— START Information shown —

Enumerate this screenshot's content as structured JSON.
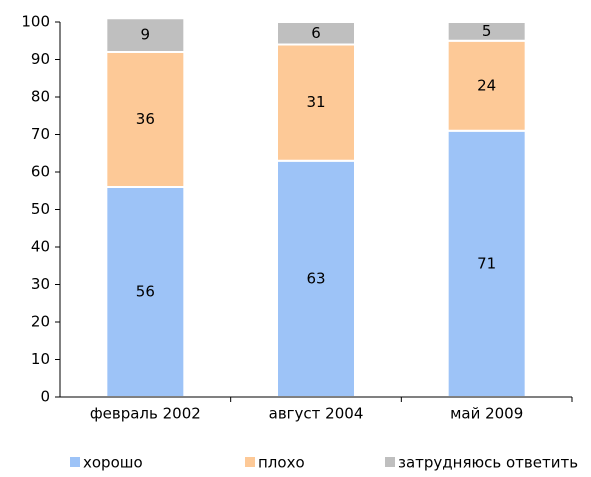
{
  "chart_data": {
    "type": "stacked_bar",
    "categories": [
      "февраль 2002",
      "август 2004",
      "май 2009"
    ],
    "series": [
      {
        "name": "хорошо",
        "color": "#9dc3f7",
        "values": [
          56,
          63,
          71
        ]
      },
      {
        "name": "плохо",
        "color": "#fdc997",
        "values": [
          36,
          31,
          24
        ]
      },
      {
        "name": "затрудняюсь ответить",
        "color": "#bfbfbf",
        "values": [
          9,
          6,
          5
        ]
      }
    ],
    "ylim": [
      0,
      100
    ],
    "yticks": [
      0,
      10,
      20,
      30,
      40,
      50,
      60,
      70,
      80,
      90,
      100
    ],
    "legend": "bottom"
  }
}
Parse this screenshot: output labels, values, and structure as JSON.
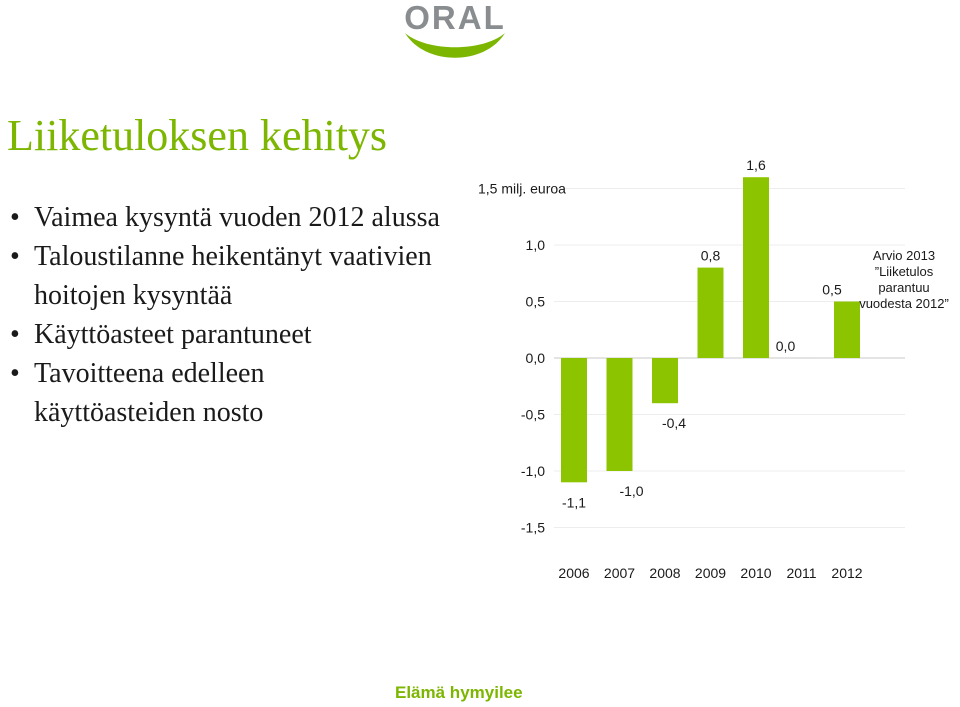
{
  "logo": {
    "text": "ORAL",
    "colors": {
      "text": "#8a8d90",
      "swoosh": "#7cb600"
    }
  },
  "title": "Liiketuloksen kehitys",
  "bullets": [
    {
      "lines": [
        "Vaimea kysyntä vuoden 2012 alussa"
      ]
    },
    {
      "lines": [
        "Taloustilanne heikentänyt vaativien",
        "hoitojen kysyntää"
      ]
    },
    {
      "lines": [
        "Käyttöasteet parantuneet"
      ]
    },
    {
      "lines": [
        "Tavoitteena edelleen",
        "käyttöasteiden nosto"
      ]
    }
  ],
  "chart_data": {
    "type": "bar",
    "categories": [
      "2006",
      "2007",
      "2008",
      "2009",
      "2010",
      "2011",
      "2012"
    ],
    "values": [
      -1.1,
      -1.0,
      -0.4,
      0.8,
      1.6,
      0.0,
      0.5
    ],
    "data_labels": [
      "-1,1",
      "-1,0",
      "-0,4",
      "0,8",
      "1,6",
      "0,0",
      "0,5"
    ],
    "yticks": [
      -1.5,
      -1.0,
      -0.5,
      0.0,
      0.5,
      1.0,
      1.5
    ],
    "ytick_labels": [
      "-1,5",
      "-1,0",
      "-0,5",
      "0,0",
      "0,5",
      "1,0",
      "1,5 milj. euroa"
    ],
    "ylim": [
      -1.5,
      1.5
    ],
    "grid": true,
    "bar_color": "#8dc400",
    "annotation": [
      "Arvio 2013",
      "”Liiketulos",
      "parantuu",
      "vuodesta 2012”"
    ]
  },
  "footer": "Elämä hymyilee"
}
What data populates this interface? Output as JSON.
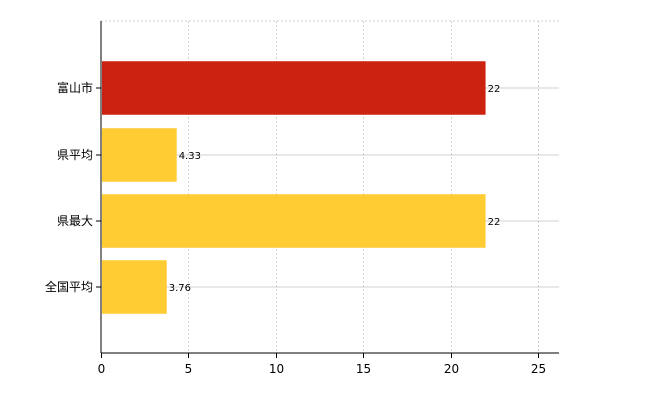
{
  "chart_data": {
    "type": "bar",
    "orientation": "horizontal",
    "categories": [
      "富山市",
      "県平均",
      "県最大",
      "全国平均"
    ],
    "values": [
      22,
      4.33,
      22,
      3.76
    ],
    "value_labels": [
      "22",
      "4.33",
      "22",
      "3.76"
    ],
    "bar_colors": [
      "#cc2211",
      "#ffcc33",
      "#ffcc33",
      "#ffcc33"
    ],
    "xlim": [
      0,
      26.2
    ],
    "xticks": [
      0,
      5,
      10,
      15,
      20,
      25
    ],
    "title": "",
    "xlabel": "",
    "ylabel": "",
    "grid": "vertical dashed",
    "legend": "none"
  }
}
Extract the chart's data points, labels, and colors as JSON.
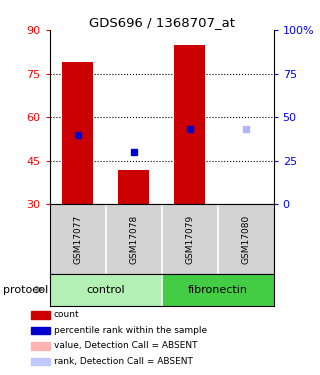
{
  "title": "GDS696 / 1368707_at",
  "samples": [
    "GSM17077",
    "GSM17078",
    "GSM17079",
    "GSM17080"
  ],
  "bar_bottoms": [
    30,
    30,
    30,
    30
  ],
  "bar_tops": [
    79,
    42,
    85,
    30
  ],
  "bar_colors": [
    "#cc0000",
    "#cc0000",
    "#cc0000",
    "#ffb3b3"
  ],
  "blue_marks": [
    54,
    48,
    56,
    56
  ],
  "blue_mark_colors": [
    "#0000cc",
    "#0000cc",
    "#0000cc",
    "#b3b3ff"
  ],
  "ylim_left": [
    30,
    90
  ],
  "ylim_right": [
    0,
    100
  ],
  "yticks_left": [
    30,
    45,
    60,
    75,
    90
  ],
  "yticks_right": [
    0,
    25,
    50,
    75,
    100
  ],
  "ytick_labels_right": [
    "0",
    "25",
    "50",
    "75",
    "100%"
  ],
  "control_color_light": "#b3f0b3",
  "control_color": "#b3f0b3",
  "fibronectin_color": "#44cc44",
  "group_label": "protocol",
  "bg_color": "#ffffff",
  "legend_items": [
    {
      "label": "count",
      "color": "#cc0000"
    },
    {
      "label": "percentile rank within the sample",
      "color": "#0000cc"
    },
    {
      "label": "value, Detection Call = ABSENT",
      "color": "#ffb3b3"
    },
    {
      "label": "rank, Detection Call = ABSENT",
      "color": "#c0c8ff"
    }
  ]
}
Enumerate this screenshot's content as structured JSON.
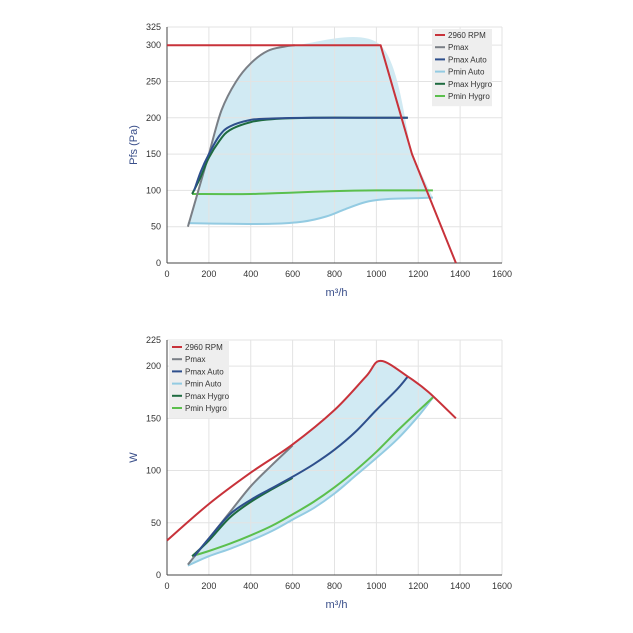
{
  "chart_data": [
    {
      "type": "line",
      "ylabel": "Pfs (Pa)",
      "xlabel": "m³/h",
      "xlim": [
        0,
        1600
      ],
      "ylim": [
        0,
        325
      ],
      "xticks": [
        "0",
        "200",
        "400",
        "600",
        "800",
        "1000",
        "1200",
        "1400",
        "1600"
      ],
      "yticks": [
        "0",
        "50",
        "100",
        "150",
        "200",
        "250",
        "300",
        "325"
      ],
      "grid": true,
      "legend_position": "top-right",
      "operating_area_color": "#cfe9f2",
      "series": [
        {
          "name": "2960 RPM",
          "color": "#c8323a",
          "points": [
            [
              0,
              300
            ],
            [
              1020,
              300
            ],
            [
              1170,
              150
            ],
            [
              1380,
              0
            ]
          ]
        },
        {
          "name": "Pmax",
          "color": "#7a7f86",
          "points": [
            [
              100,
              50
            ],
            [
              150,
              100
            ],
            [
              200,
              150
            ],
            [
              260,
              210
            ],
            [
              330,
              250
            ],
            [
              400,
              275
            ],
            [
              480,
              292
            ],
            [
              560,
              298
            ],
            [
              610,
              300
            ]
          ]
        },
        {
          "name": "Pmax Auto",
          "color": "#2e4f8c",
          "points": [
            [
              130,
              100
            ],
            [
              160,
              125
            ],
            [
              200,
              150
            ],
            [
              250,
              175
            ],
            [
              300,
              188
            ],
            [
              400,
              197
            ],
            [
              500,
              199
            ],
            [
              700,
              200
            ],
            [
              1000,
              200
            ],
            [
              1150,
              200
            ]
          ]
        },
        {
          "name": "Pmin Auto",
          "color": "#93cbe2",
          "points": [
            [
              100,
              55
            ],
            [
              300,
              54
            ],
            [
              500,
              54
            ],
            [
              650,
              57
            ],
            [
              760,
              64
            ],
            [
              850,
              74
            ],
            [
              950,
              84
            ],
            [
              1050,
              88
            ],
            [
              1150,
              89
            ],
            [
              1270,
              90
            ]
          ]
        },
        {
          "name": "Pmax Hygro",
          "color": "#1e6b40",
          "points": [
            [
              120,
              95
            ],
            [
              160,
              118
            ],
            [
              200,
              145
            ],
            [
              250,
              168
            ],
            [
              300,
              183
            ],
            [
              400,
              194
            ],
            [
              500,
              198
            ],
            [
              700,
              200
            ],
            [
              1000,
              200
            ],
            [
              1150,
              200
            ]
          ]
        },
        {
          "name": "Pmin Hygro",
          "color": "#5bbf4d",
          "points": [
            [
              120,
              95
            ],
            [
              400,
              95
            ],
            [
              600,
              97
            ],
            [
              800,
              99
            ],
            [
              1000,
              100
            ],
            [
              1200,
              100
            ],
            [
              1270,
              100
            ]
          ]
        }
      ]
    },
    {
      "type": "line",
      "ylabel": "W",
      "xlabel": "m³/h",
      "xlim": [
        0,
        1600
      ],
      "ylim": [
        0,
        225
      ],
      "xticks": [
        "0",
        "200",
        "400",
        "600",
        "800",
        "1000",
        "1200",
        "1400",
        "1600"
      ],
      "yticks": [
        "0",
        "50",
        "100",
        "150",
        "200",
        "225"
      ],
      "grid": true,
      "legend_position": "top-left",
      "operating_area_color": "#cfe9f2",
      "series": [
        {
          "name": "2960 RPM",
          "color": "#c8323a",
          "points": [
            [
              0,
              33
            ],
            [
              200,
              68
            ],
            [
              400,
              98
            ],
            [
              600,
              125
            ],
            [
              800,
              158
            ],
            [
              950,
              190
            ],
            [
              1020,
              205
            ],
            [
              1150,
              190
            ],
            [
              1250,
              175
            ],
            [
              1380,
              150
            ]
          ]
        },
        {
          "name": "Pmax",
          "color": "#7a7f86",
          "points": [
            [
              100,
              10
            ],
            [
              200,
              35
            ],
            [
              300,
              60
            ],
            [
              400,
              85
            ],
            [
              500,
              105
            ],
            [
              600,
              124
            ]
          ]
        },
        {
          "name": "Pmax Auto",
          "color": "#2e4f8c",
          "points": [
            [
              130,
              18
            ],
            [
              200,
              35
            ],
            [
              300,
              58
            ],
            [
              400,
              72
            ],
            [
              500,
              83
            ],
            [
              600,
              94
            ],
            [
              700,
              106
            ],
            [
              800,
              120
            ],
            [
              900,
              137
            ],
            [
              1000,
              158
            ],
            [
              1100,
              178
            ],
            [
              1150,
              190
            ]
          ]
        },
        {
          "name": "Pmin Auto",
          "color": "#93cbe2",
          "points": [
            [
              100,
              9
            ],
            [
              200,
              18
            ],
            [
              300,
              25
            ],
            [
              400,
              33
            ],
            [
              500,
              42
            ],
            [
              600,
              53
            ],
            [
              700,
              64
            ],
            [
              800,
              78
            ],
            [
              900,
              95
            ],
            [
              1000,
              112
            ],
            [
              1100,
              130
            ],
            [
              1200,
              152
            ],
            [
              1270,
              170
            ]
          ]
        },
        {
          "name": "Pmax Hygro",
          "color": "#1e6b40",
          "points": [
            [
              120,
              18
            ],
            [
              200,
              33
            ],
            [
              300,
              55
            ],
            [
              400,
              70
            ],
            [
              500,
              82
            ],
            [
              600,
              93
            ]
          ]
        },
        {
          "name": "Pmin Hygro",
          "color": "#5bbf4d",
          "points": [
            [
              120,
              18
            ],
            [
              200,
              23
            ],
            [
              300,
              30
            ],
            [
              400,
              38
            ],
            [
              500,
              47
            ],
            [
              600,
              58
            ],
            [
              700,
              70
            ],
            [
              800,
              84
            ],
            [
              900,
              100
            ],
            [
              1000,
              118
            ],
            [
              1100,
              138
            ],
            [
              1200,
              157
            ],
            [
              1270,
              170
            ]
          ]
        }
      ]
    }
  ]
}
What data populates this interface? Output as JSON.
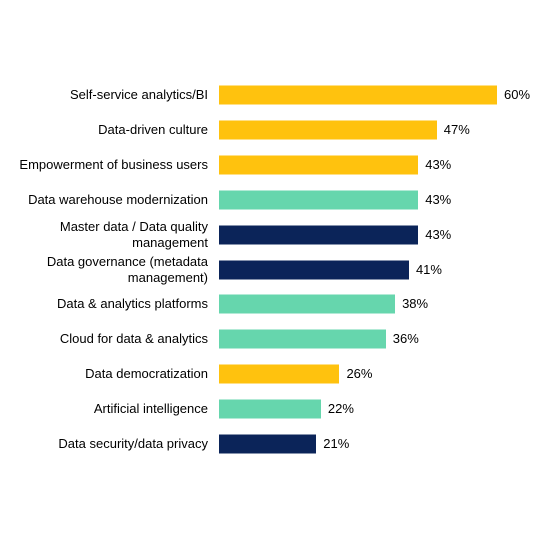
{
  "chart_data": {
    "type": "bar",
    "orientation": "horizontal",
    "title": "",
    "xlabel": "",
    "ylabel": "",
    "xlim": [
      0,
      60
    ],
    "grid": false,
    "legend": "none",
    "categories": [
      "Self-service analytics/BI",
      "Data-driven culture",
      "Empowerment of business users",
      "Data warehouse modernization",
      "Master data / Data quality\nmanagement",
      "Data governance (metadata\nmanagement)",
      "Data & analytics platforms",
      "Cloud for data & analytics",
      "Data democratization",
      "Artificial intelligence",
      "Data security/data privacy"
    ],
    "values": [
      60,
      47,
      43,
      43,
      43,
      41,
      38,
      36,
      26,
      22,
      21
    ],
    "value_labels": [
      "60%",
      "47%",
      "43%",
      "43%",
      "43%",
      "41%",
      "38%",
      "36%",
      "26%",
      "22%",
      "21%"
    ],
    "colors": [
      "#FFC20E",
      "#FFC20E",
      "#FFC20E",
      "#66D6AD",
      "#0B2459",
      "#0B2459",
      "#66D6AD",
      "#66D6AD",
      "#FFC20E",
      "#66D6AD",
      "#0B2459"
    ]
  }
}
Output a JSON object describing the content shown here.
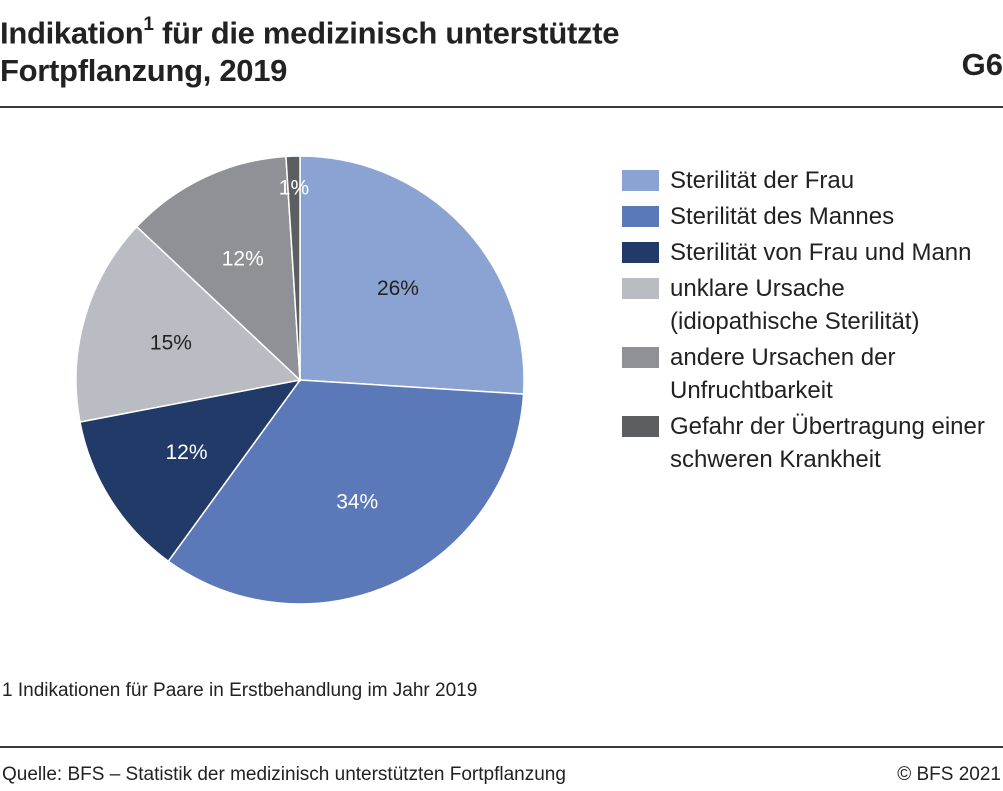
{
  "header": {
    "title_part1": "Indikation",
    "title_sup": "1",
    "title_part2": " für die medizinisch unterstützte",
    "title_line2": "Fortpflanzung, 2019",
    "chart_id": "G6"
  },
  "footnote": "1 Indikationen für Paare in Erstbehandlung im Jahr 2019",
  "footer": {
    "source": "Quelle: BFS – Statistik der medizinisch unterstützten Fortpflanzung",
    "copyright": "© BFS 2021"
  },
  "chart_data": {
    "type": "pie",
    "title": "Indikation für die medizinisch unterstützte Fortpflanzung, 2019",
    "start_angle_deg": 0,
    "direction": "clockwise",
    "legend_position": "right",
    "slices": [
      {
        "label": "Sterilität der Frau",
        "value": 26,
        "display": "26%",
        "color": "#8aa3d3",
        "label_color": "#222222"
      },
      {
        "label": "Sterilität des Mannes",
        "value": 34,
        "display": "34%",
        "color": "#5b79b8",
        "label_color": "#ffffff"
      },
      {
        "label": "Sterilität von Frau und Mann",
        "value": 12,
        "display": "12%",
        "color": "#213a68",
        "label_color": "#ffffff"
      },
      {
        "label": "unklare Ursache (idiopathische Sterilität)",
        "value": 15,
        "display": "15%",
        "color": "#b9bcc2",
        "label_color": "#222222"
      },
      {
        "label": "andere Ursachen der Unfruchtbarkeit",
        "value": 12,
        "display": "12%",
        "color": "#8f9196",
        "label_color": "#ffffff"
      },
      {
        "label": "Gefahr der Übertragung einer schweren Krankheit",
        "value": 1,
        "display": "1%",
        "color": "#5d5e62",
        "label_color": "#ffffff"
      }
    ]
  }
}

— END Information shown —

> **Requirements**
Only lines with the word "analytics" are wanted, so copy each one from the records.

> **Answer below**
      "Self-service analytics/BI",
      "Data & analytics platforms",
      "Cloud for data & analytics",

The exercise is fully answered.